▸ **Short exercise**
Quote every line below exactly and skip any picture.

▸ **Working data**
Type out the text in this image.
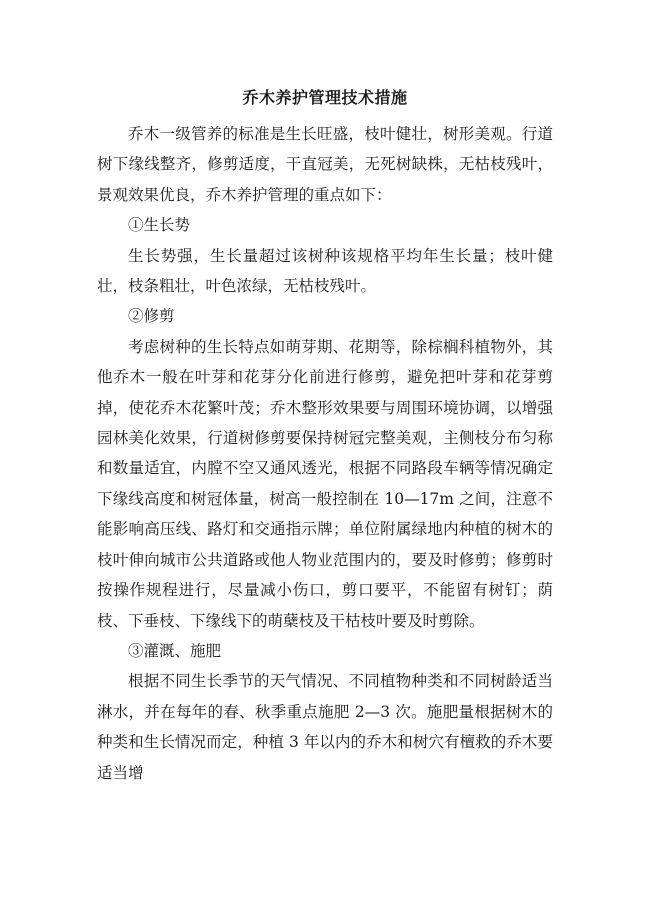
乔木养护管理技术措施

乔木一级管养的标准是生长旺盛，枝叶健壮，树形美观。行道树下缘线整齐，修剪适度，干直冠美，无死树缺株，无枯枝残叶，景观效果优良，乔木养护管理的重点如下：

①生长势

生长势强，生长量超过该树种该规格平均年生长量；枝叶健壮，枝条粗壮，叶色浓绿，无枯枝残叶。

②修剪

考虑树种的生长特点如萌芽期、花期等，除棕榈科植物外，其他乔木一般在叶芽和花芽分化前进行修剪，避免把叶芽和花芽剪掉，使花乔木花繁叶茂；乔木整形效果要与周围环境协调，以增强园林美化效果，行道树修剪要保持树冠完整美观，主侧枝分布匀称和数量适宜，内膛不空又通风透光，根据不同路段车辆等情况确定下缘线高度和树冠体量，树高一般控制在 10—17m 之间，注意不能影响高压线、路灯和交通指示牌；单位附属绿地内种植的树木的枝叶伸向城市公共道路或他人物业范围内的，要及时修剪；修剪时按操作规程进行，尽量减小伤口，剪口要平，不能留有树钉；荫枝、下垂枝、下缘线下的萌蘖枝及干枯枝叶要及时剪除。

③灌溉、施肥

根据不同生长季节的天气情况、不同植物种类和不同树龄适当淋水，并在每年的春、秋季重点施肥 2—3 次。施肥量根据树木的种类和生长情况而定，种植 3 年以内的乔木和树穴有檀救的乔木要适当增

▸ **Solution**
Type out the text in this image.
乔木养护管理技术措施

乔木一级管养的标准是生长旺盛，枝叶健壮，树形美观。行道树下缘线整齐，修剪适度，干直冠美，无死树缺株，无枯枝残叶，景观效果优良，乔木养护管理的重点如下：

①生长势

生长势强，生长量超过该树种该规格平均年生长量；枝叶健壮，枝条粗壮，叶色浓绿，无枯枝残叶。

②修剪

考虑树种的生长特点如萌芽期、花期等，除棕榈科植物外，其他乔木一般在叶芽和花芽分化前进行修剪，避免把叶芽和花芽剪掉，使花乔木花繁叶茂；乔木整形效果要与周围环境协调，以增强园林美化效果，行道树修剪要保持树冠完整美观，主侧枝分布匀称和数量适宜，内膛不空又通风透光，根据不同路段车辆等情况确定下缘线高度和树冠体量，树高一般控制在 10—17m 之间，注意不能影响高压线、路灯和交通指示牌；单位附属绿地内种植的树木的枝叶伸向城市公共道路或他人物业范围内的，要及时修剪；修剪时按操作规程进行，尽量减小伤口，剪口要平，不能留有树钉；荫枝、下垂枝、下缘线下的萌蘖枝及干枯枝叶要及时剪除。

③灌溉、施肥

根据不同生长季节的天气情况、不同植物种类和不同树龄适当淋水，并在每年的春、秋季重点施肥 2—3 次。施肥量根据树木的种类和生长情况而定，种植 3 年以内的乔木和树穴有檀救的乔木要适当增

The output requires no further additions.